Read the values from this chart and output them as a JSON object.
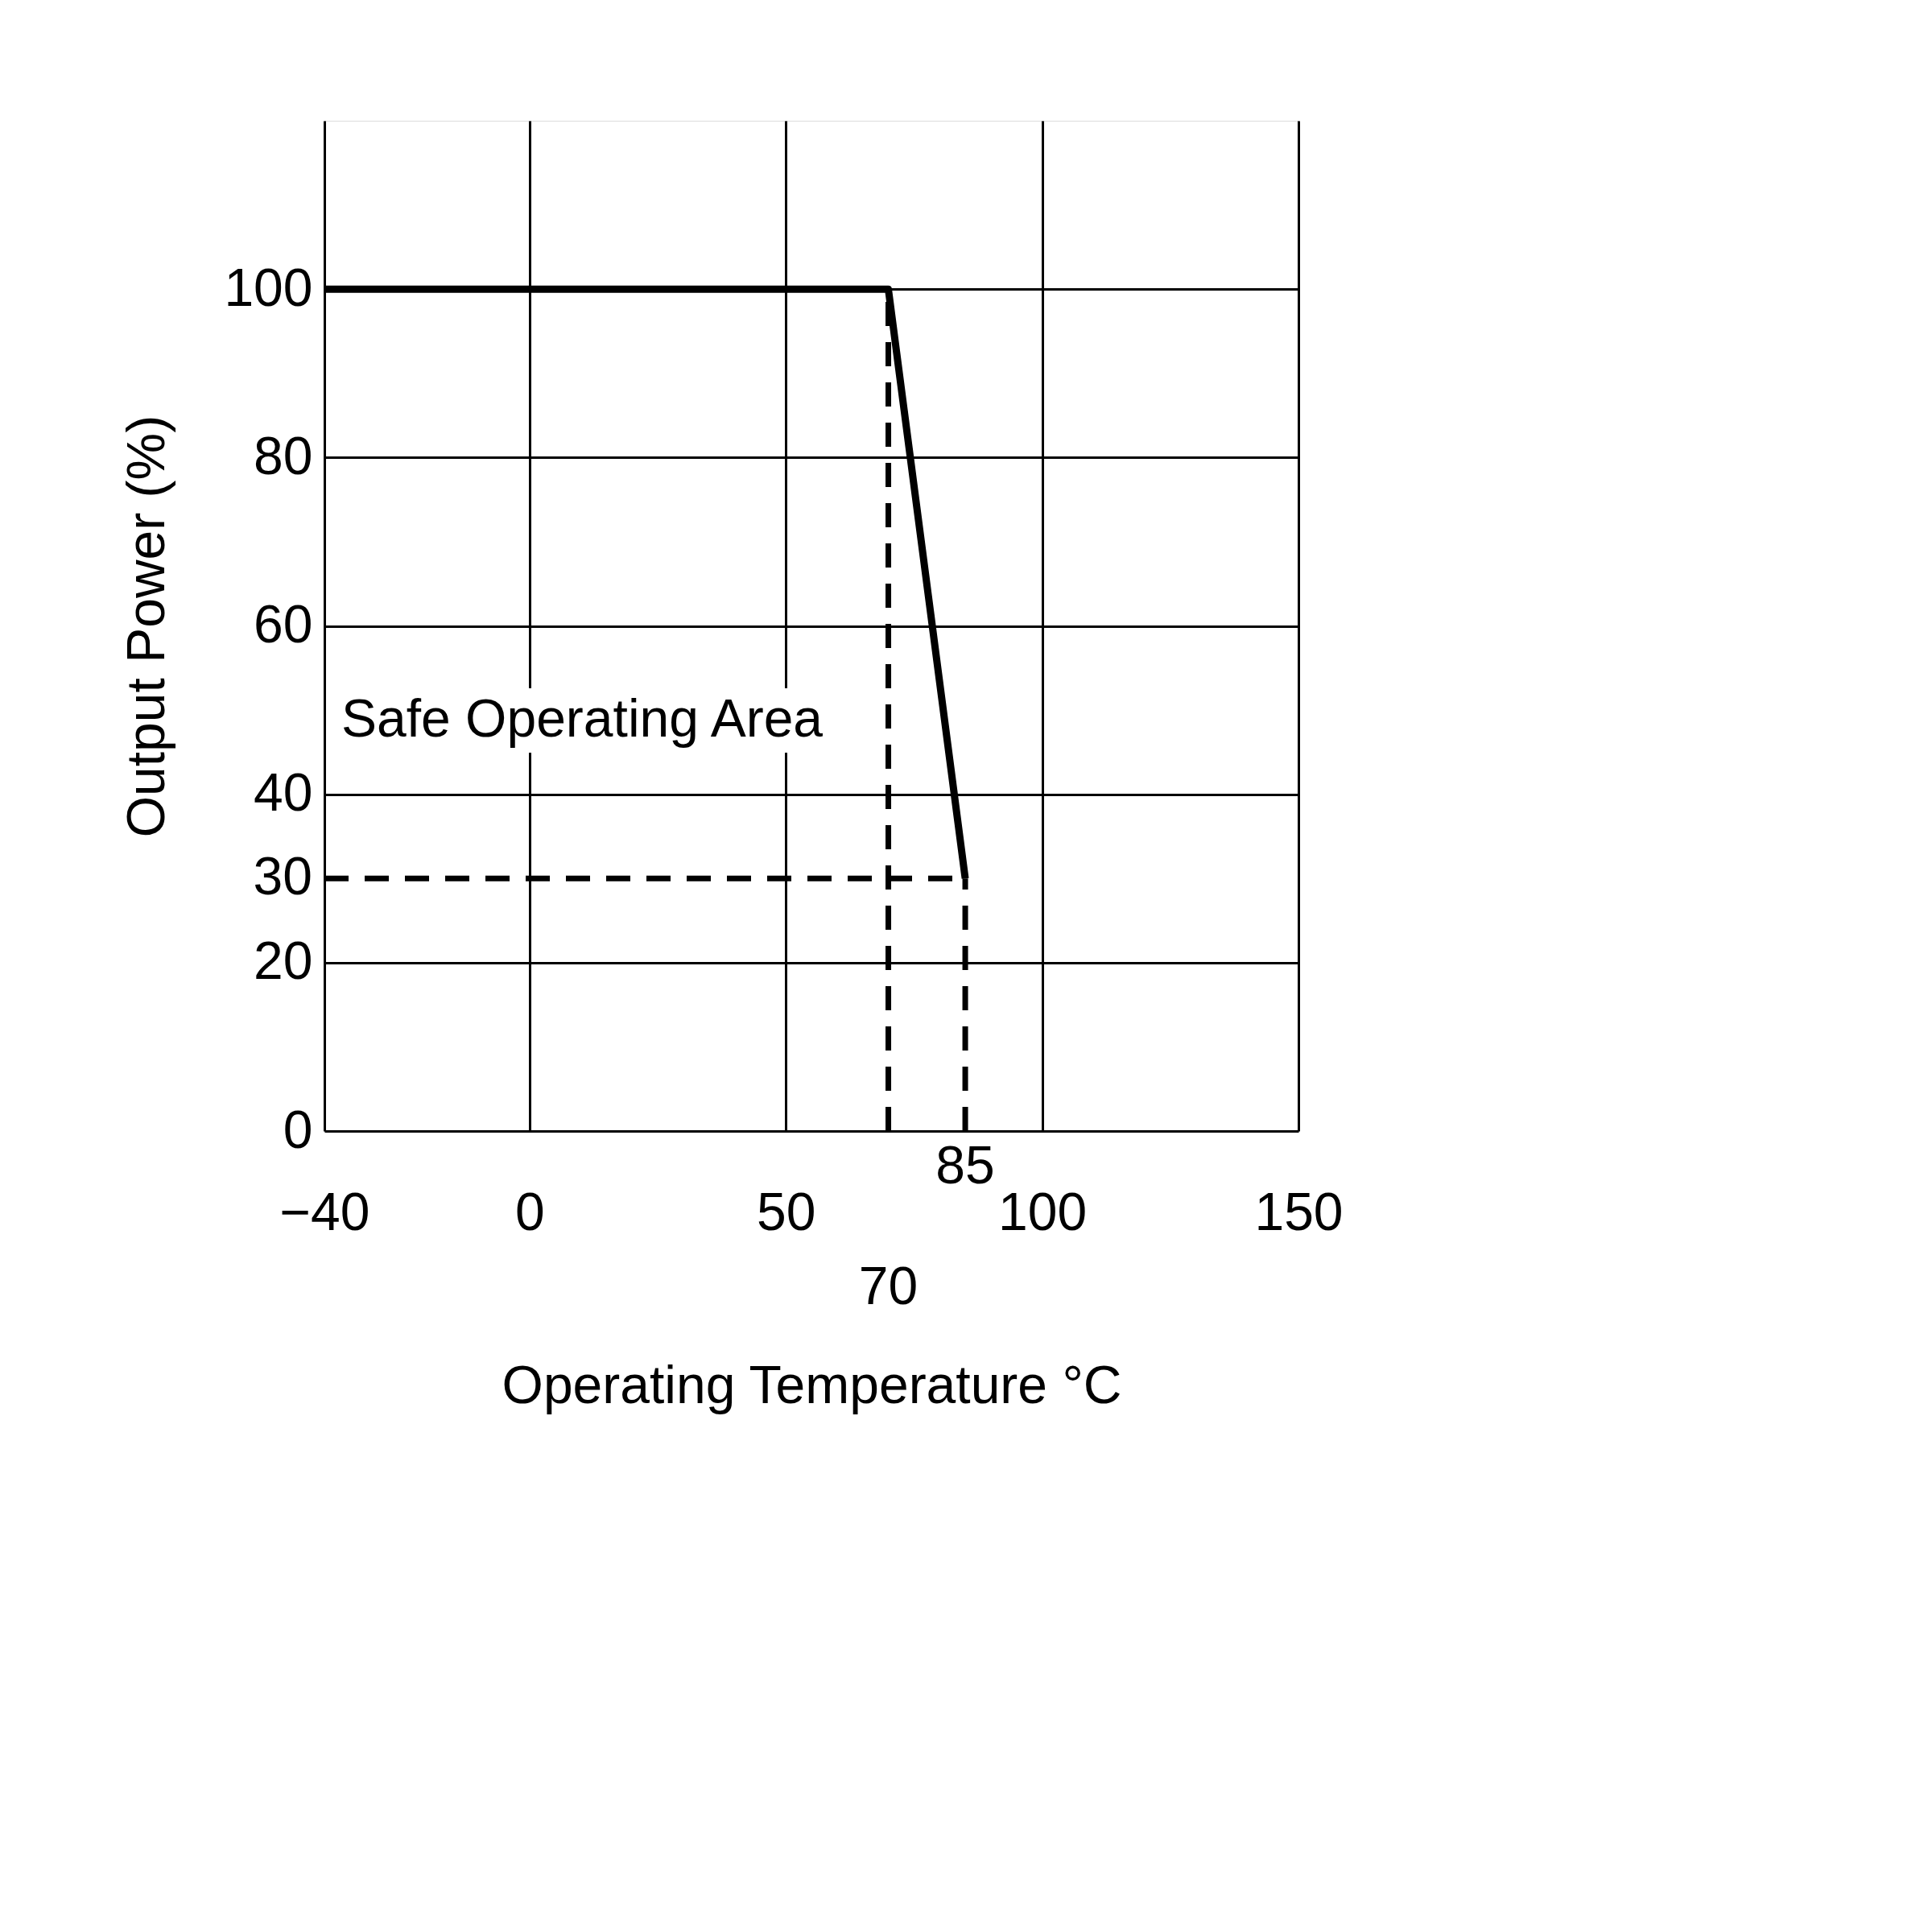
{
  "chart_data": {
    "type": "line",
    "xlabel": "Operating Temperature °C",
    "ylabel": "Output Power (%)",
    "xlim": [
      -40,
      150
    ],
    "ylim": [
      0,
      120
    ],
    "xticks": [
      -40,
      0,
      50,
      100,
      150
    ],
    "yticks": [
      0,
      20,
      40,
      60,
      80,
      100
    ],
    "grid": true,
    "series": [
      {
        "color": "#000000",
        "x": [
          -40,
          70,
          85
        ],
        "values": [
          100,
          100,
          30
        ]
      }
    ],
    "ref_lines": [
      {
        "axis": "x",
        "value": 70,
        "label": "70",
        "color": "#000000",
        "line_style": "dashed"
      },
      {
        "axis": "x",
        "value": 85,
        "label": "85",
        "color": "#000000",
        "line_style": "dashed"
      },
      {
        "axis": "y",
        "value": 30,
        "label": "30",
        "color": "#000000",
        "line_style": "dashed"
      }
    ],
    "annotations": [
      "Safe Operating Area"
    ]
  }
}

# WHAT IS BEING ASKED
From the material above, copy each line that includes the word "Operating".

# SOLUTION TO THIS TASK
    "xlabel": "Operating Temperature °C",
      "Safe Operating Area"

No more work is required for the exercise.